▶ [DIRECTIVE]: Your task is to tally the lines of the listing containing the word "Vorfrage" and report the figure alone.
** start of RECORDS TO PROCESS **
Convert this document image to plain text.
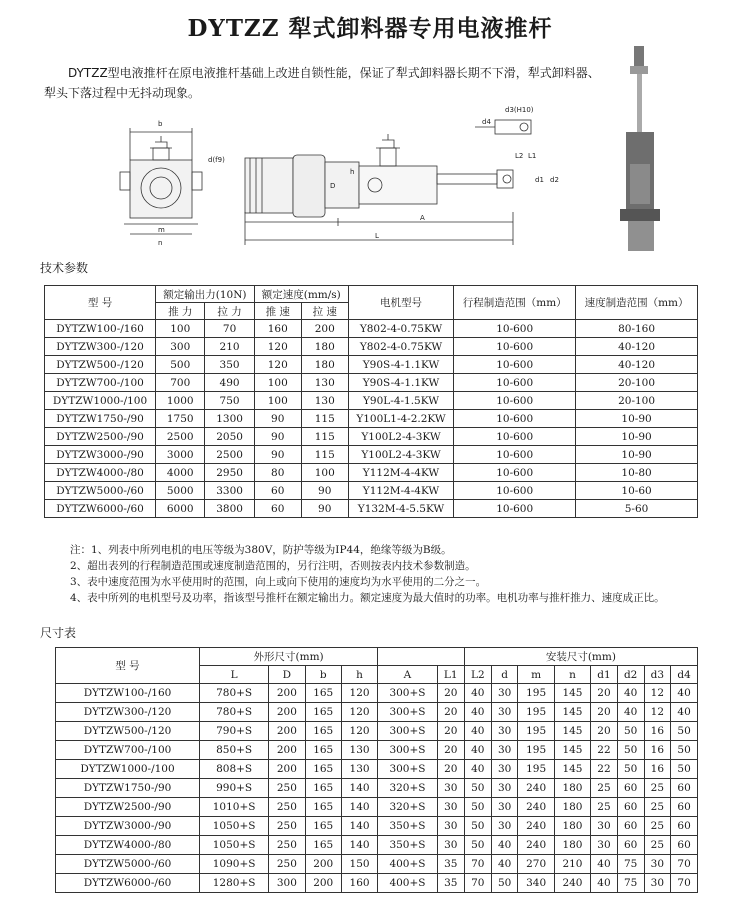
DYTZZ 犁式卸料器专用电液推杆
DYTZZ型电液推杆在原电液推杆基础上改进自锁性能，保证了犁式卸料器长期不下滑，犁式卸料器、犁头下落过程中无抖动现象。
b
m
n
d(f9)
h
D
A
L
L1
L2
d3(H10)
d4
d1 d2
技术参数
型 号	额定输出力(10N)		额定速度(mm/s)		电机型号	行程制造范围（mm）	速度制造范围（mm）
	推 力	拉 力	推 速	拉 速			
DYTZW100-/160	100	70	160	200	Y802-4-0.75KW	10-600	80-160
DYTZW300-/120	300	210	120	180	Y802-4-0.75KW	10-600	40-120
DYTZW500-/120	500	350	120	180	Y90S-4-1.1KW	10-600	40-120
DYTZW700-/100	700	490	100	130	Y90S-4-1.1KW	10-600	20-100
DYTZW1000-/100	1000	750	100	130	Y90L-4-1.5KW	10-600	20-100
DYTZW1750-/90	1750	1300	90	115	Y100L1-4-2.2KW	10-600	10-90
DYTZW2500-/90	2500	2050	90	115	Y100L2-4-3KW	10-600	10-90
DYTZW3000-/90	3000	2500	90	115	Y100L2-4-3KW	10-600	10-90
DYTZW4000-/80	4000	2950	80	100	Y112M-4-4KW	10-600	10-80
DYTZW5000-/60	5000	3300	60	90	Y112M-4-4KW	10-600	10-60
DYTZW6000-/60	6000	3800	60	90	Y132M-4-5.5KW	10-600	5-60
注：1、列表中所列电机的电压等级为380V，防护等级为IP44，绝缘等级为B级。
2、超出表列的行程制造范围或速度制造范围的，另行注明，否则按表内技术参数制造。
3、表中速度范围为水平使用时的范围，向上或向下使用的速度均为水平使用的二分之一。
4、表中所列的电机型号及功率，指该型号推杆在额定输出力。额定速度为最大值时的功率。电机功率与推杆推力、速度成正比。
尺寸表
型 号	外形尺寸(mm)						安装尺寸(mm)							
	L	D	b	h	A	L1	L2	d	m	n	d1	d2	d3	d4
DYTZW100-/160	780+S	200	165	120	300+S	20	40	30	195	145	20	40	12	40
DYTZW300-/120	780+S	200	165	120	300+S	20	40	30	195	145	20	40	12	40
DYTZW500-/120	790+S	200	165	120	300+S	20	40	30	195	145	20	50	16	50
DYTZW700-/100	850+S	200	165	130	300+S	20	40	30	195	145	22	50	16	50
DYTZW1000-/100	808+S	200	165	130	300+S	20	40	30	195	145	22	50	16	50
DYTZW1750-/90	990+S	250	165	140	320+S	30	50	30	240	180	25	60	25	60
DYTZW2500-/90	1010+S	250	165	140	320+S	30	50	30	240	180	25	60	25	60
DYTZW3000-/90	1050+S	250	165	140	350+S	30	50	30	240	180	30	60	25	60
DYTZW4000-/80	1050+S	250	165	140	350+S	30	50	40	240	180	30	60	25	60
DYTZW5000-/60	1090+S	250	200	150	400+S	35	70	40	270	210	40	75	30	70
DYTZW6000-/60	1280+S	300	200	160	400+S	35	70	50	340	240	40	75	30	70
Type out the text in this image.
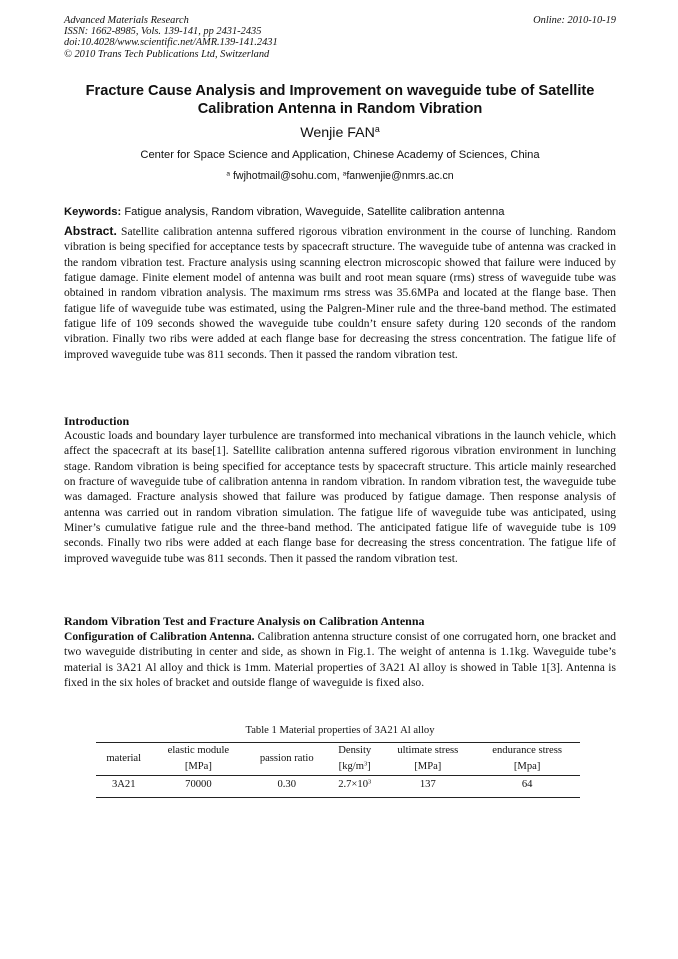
Advanced Materials Research
ISSN: 1662-8985, Vols. 139-141, pp 2431-2435
doi:10.4028/www.scientific.net/AMR.139-141.2431
© 2010 Trans Tech Publications Ltd, Switzerland
Online: 2010-10-19
Fracture Cause Analysis and Improvement on waveguide tube of Satellite Calibration Antenna in Random Vibration
Wenjie FAN$^a$
Center for Space Science and Application, Chinese Academy of Sciences, China
$^a$ fwjhotmail@sohu.com, $^a$fanwenjie@nmrs.ac.cn
Keywords: Fatigue analysis, Random vibration, Waveguide, Satellite calibration antenna
Abstract. Satellite calibration antenna suffered rigorous vibration environment in the course of lunching. Random vibration is being specified for acceptance tests by spacecraft structure. The waveguide tube of antenna was cracked in the random vibration test. Fracture analysis using scanning electron microscopic showed that failure were induced by fatigue damage. Finite element model of antenna was built and root mean square (rms) stress of waveguide tube was obtained in random vibration analysis. The maximum rms stress was 35.6MPa and located at the flange base. Then fatigue life of waveguide tube was estimated, using the Palgren-Miner rule and the three-band method. The estimated fatigue life of 109 seconds showed the waveguide tube couldn’t ensure safety during 120 seconds of the random vibration. Finally two ribs were added at each flange base for decreasing the stress concentration. The fatigue life of improved waveguide tube was 811 seconds. Then it passed the random vibration test.
Introduction
Acoustic loads and boundary layer turbulence are transformed into mechanical vibrations in the launch vehicle, which affect the spacecraft at its base[1]. Satellite calibration antenna suffered rigorous vibration environment in lunching stage. Random vibration is being specified for acceptance tests by spacecraft structure. This article mainly researched on fracture of waveguide tube of calibration antenna in random vibration. In random vibration test, the waveguide tube was damaged. Fracture analysis showed that failure was produced by fatigue damage. Then response analysis of antenna was carried out in random vibration simulation. The fatigue life of waveguide tube was anticipated, using Miner’s cumulative fatigue rule and the three-band method. The anticipated fatigue life of waveguide tube is 109 seconds. Finally two ribs were added at each flange base for decreasing the stress concentration. The fatigue life of improved waveguide tube was 811 seconds. Then it passed the random vibration test.
Random Vibration Test and Fracture Analysis on Calibration Antenna
Configuration of Calibration Antenna. Calibration antenna structure consist of one corrugated horn, one bracket and two waveguide distributing in center and side, as shown in Fig.1. The weight of antenna is 1.1kg. Waveguide tube’s material is 3A21 Al alloy and thick is 1mm. Material properties of 3A21 Al alloy is showed in Table 1[3]. Antenna is fixed in the six holes of bracket and outside flange of waveguide is fixed also.
Table 1 Material properties of 3A21 Al alloy
material	elastic module	passion ratio	Density	ultimate stress	endurance stress
	[MPa]		$[kg/m^3]$	[MPa]	[Mpa]
3A21	70000	0.30	$2.7\times 10^3$	137	64
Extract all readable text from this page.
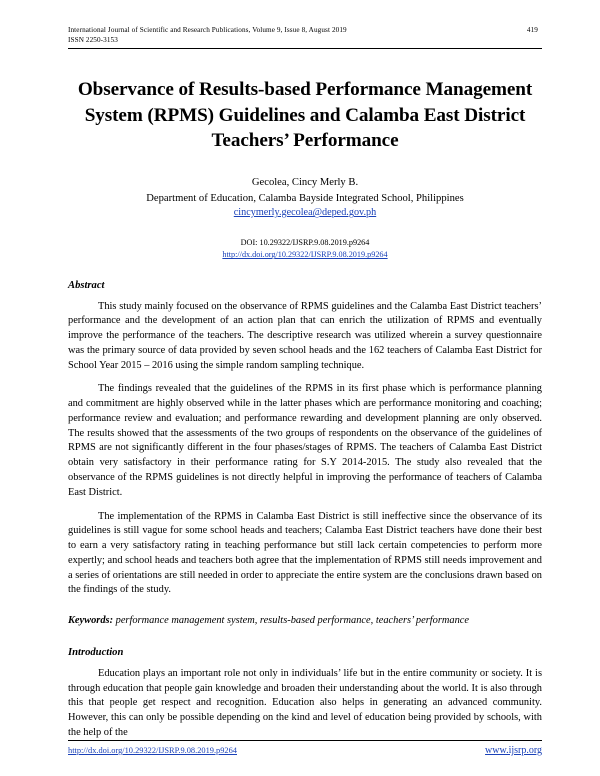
International Journal of Scientific and Research Publications, Volume 9, Issue 8, August 2019
ISSN 2250-3153
419
Observance of Results-based Performance Management System (RPMS) Guidelines and Calamba East District Teachers’ Performance
Gecolea, Cincy Merly B.
Department of Education, Calamba Bayside Integrated School, Philippines
cincymerly.gecolea@deped.gov.ph
DOI: 10.29322/IJSRP.9.08.2019.p9264
http://dx.doi.org/10.29322/IJSRP.9.08.2019.p9264
Abstract

This study mainly focused on the observance of RPMS guidelines and the Calamba East District teachers’ performance and the development of an action plan that can enrich the utilization of RPMS and eventually improve the performance of the teachers. The descriptive research was utilized wherein a survey questionnaire was the primary source of data provided by seven school heads and the 162 teachers of Calamba East District for School Year 2015 – 2016 using the simple random sampling technique.

The findings revealed that the guidelines of the RPMS in its first phase which is performance planning and commitment are highly observed while in the latter phases which are performance monitoring and coaching; performance review and evaluation; and performance rewarding and development planning are only observed. The results showed that the assessments of the two groups of respondents on the observance of the guidelines of RPMS are not significantly different in the four phases/stages of RPMS. The teachers of Calamba East District obtain very satisfactory in their performance rating for S.Y 2014-2015. The study also revealed that the observance of the RPMS guidelines is not directly helpful in improving the performance of teachers of Calamba East District.

The implementation of the RPMS in Calamba East District is still ineffective since the observance of its guidelines is still vague for some school heads and teachers; Calamba East District teachers have done their best to earn a very satisfactory rating in teaching performance but still lack certain competencies to perform more expertly; and school heads and teachers both agree that the implementation of RPMS still needs improvement and a series of orientations are still needed in order to appreciate the entire system are the conclusions drawn based on the findings of the study.

Keywords: performance management system, results-based performance, teachers’ performance

Introduction

Education plays an important role not only in individuals’ life but in the entire community or society. It is through education that people gain knowledge and broaden their understanding about the world. It is also through this that people get respect and recognition. Education also helps in generating an advanced community. However, this can only be possible depending on the kind and level of education being provided by schools, with the help of the

http://dx.doi.org/10.29322/IJSRP.9.08.2019.p9264	www.ijsrp.org
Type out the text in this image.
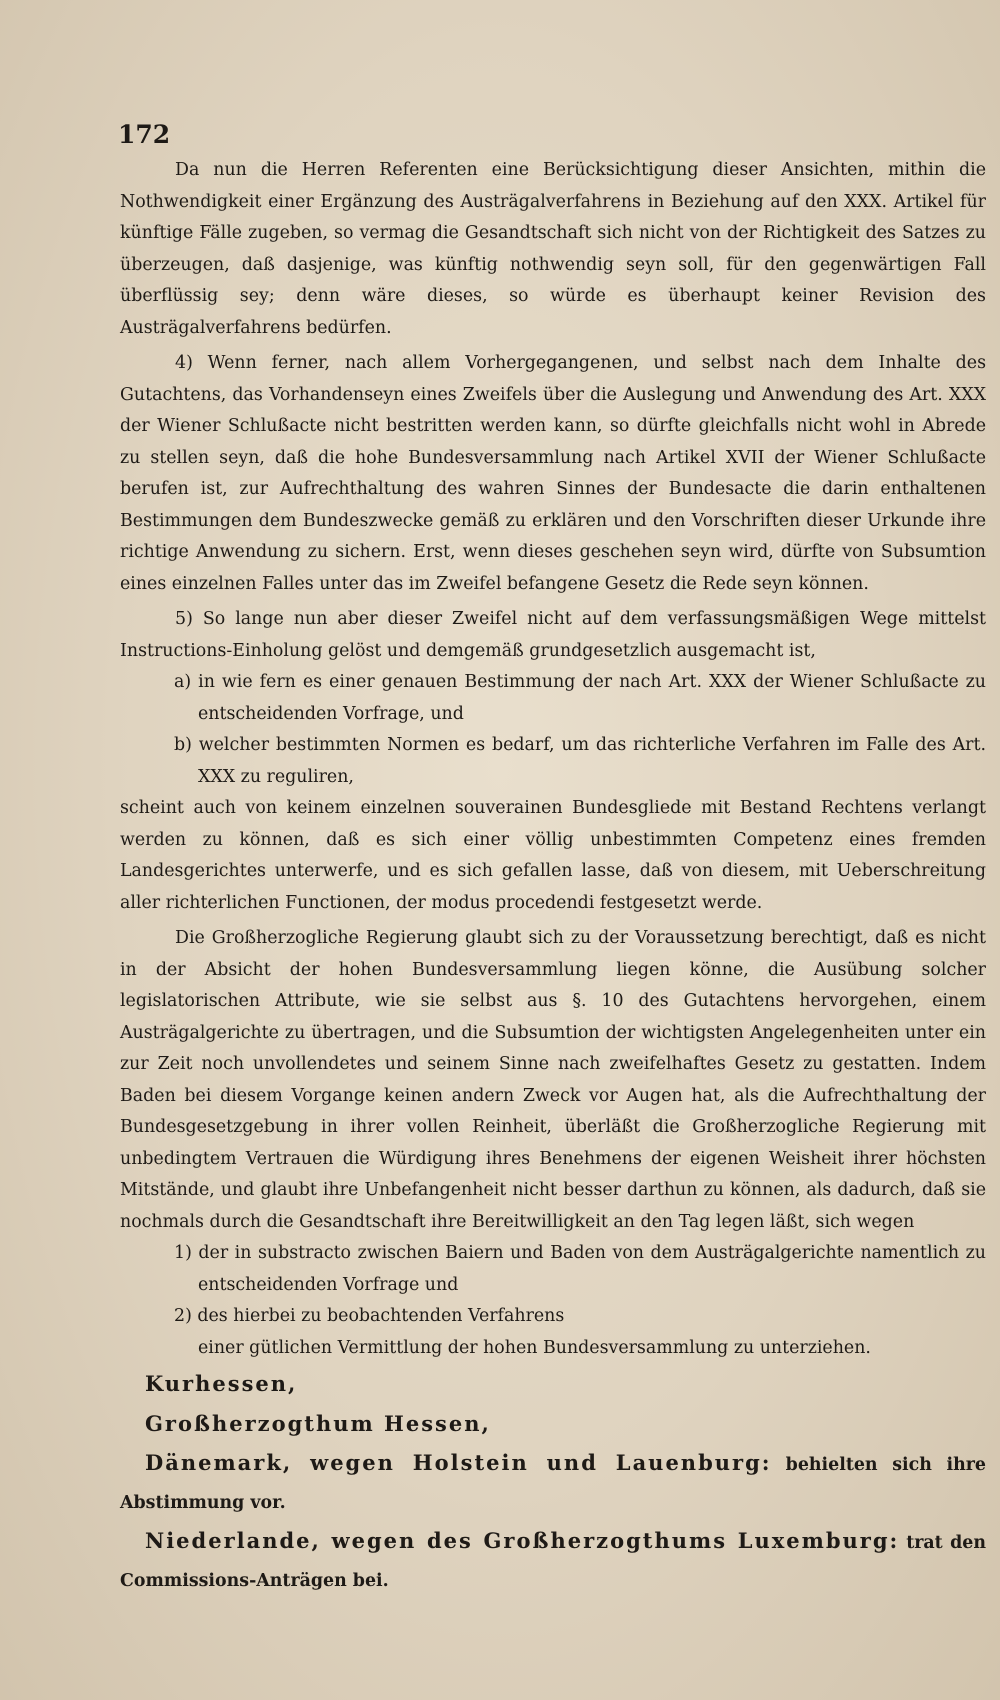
172

Da nun die Herren Referenten eine Berücksichtigung dieser Ansichten, mithin die Nothwendigkeit einer Ergänzung des Austrägalverfahrens in Beziehung auf den XXX. Artikel für künftige Fälle zugeben, so vermag die Gesandtschaft sich nicht von der Richtigkeit des Satzes zu überzeugen, daß dasjenige, was künftig nothwendig seyn soll, für den gegenwärtigen Fall überflüssig sey; denn wäre dieses, so würde es überhaupt keiner Revision des Austrägalverfahrens bedürfen.

4) Wenn ferner, nach allem Vorhergegangenen, und selbst nach dem Inhalte des Gutachtens, das Vorhandenseyn eines Zweifels über die Auslegung und Anwendung des Art. XXX der Wiener Schlußacte nicht bestritten werden kann, so dürfte gleichfalls nicht wohl in Abrede zu stellen seyn, daß die hohe Bundesversammlung nach Artikel XVII der Wiener Schlußacte berufen ist, zur Aufrechthaltung des wahren Sinnes der Bundesacte die darin enthaltenen Bestimmungen dem Bundeszwecke gemäß zu erklären und den Vorschriften dieser Urkunde ihre richtige Anwendung zu sichern. Erst, wenn dieses geschehen seyn wird, dürfte von Subsumtion eines einzelnen Falles unter das im Zweifel befangene Gesetz die Rede seyn können.

5) So lange nun aber dieser Zweifel nicht auf dem verfassungsmäßigen Wege mittelst Instructions-Einholung gelöst und demgemäß grundgesetzlich ausgemacht ist,

a) in wie fern es einer genauen Bestimmung der nach Art. XXX der Wiener Schlußacte zu entscheidenden Vorfrage, und

b) welcher bestimmten Normen es bedarf, um das richterliche Verfahren im Falle des Art. XXX zu reguliren,

scheint auch von keinem einzelnen souverainen Bundesgliede mit Bestand Rechtens verlangt werden zu können, daß es sich einer völlig unbestimmten Competenz eines fremden Landesgerichtes unterwerfe, und es sich gefallen lasse, daß von diesem, mit Ueberschreitung aller richterlichen Functionen, der modus procedendi festgesetzt werde.

Die Großherzogliche Regierung glaubt sich zu der Voraussetzung berechtigt, daß es nicht in der Absicht der hohen Bundesversammlung liegen könne, die Ausübung solcher legislatorischen Attribute, wie sie selbst aus §. 10 des Gutachtens hervorgehen, einem Austrägalgerichte zu übertragen, und die Subsumtion der wichtigsten Angelegenheiten unter ein zur Zeit noch unvollendetes und seinem Sinne nach zweifelhaftes Gesetz zu gestatten. Indem Baden bei diesem Vorgange keinen andern Zweck vor Augen hat, als die Aufrechthaltung der Bundesgesetzgebung in ihrer vollen Reinheit, überläßt die Großherzogliche Regierung mit unbedingtem Vertrauen die Würdigung ihres Benehmens der eigenen Weisheit ihrer höchsten Mitstände, und glaubt ihre Unbefangenheit nicht besser darthun zu können, als dadurch, daß sie nochmals durch die Gesandtschaft ihre Bereitwilligkeit an den Tag legen läßt, sich wegen

1) der in substracto zwischen Baiern und Baden von dem Austrägalgerichte namentlich zu entscheidenden Vorfrage und

2) des hierbei zu beobachtenden Verfahrens

einer gütlichen Vermittlung der hohen Bundesversammlung zu unterziehen.

Kurhessen,

Großherzogthum Hessen,

Dänemark, wegen Holstein und Lauenburg: behielten sich ihre Abstimmung vor.

Niederlande, wegen des Großherzogthums Luxemburg: trat den Commissions-Anträgen bei.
** end of RECORDS TO PROCESS **
▶ [SOLUTION FOR THIS EXERCISE]: 2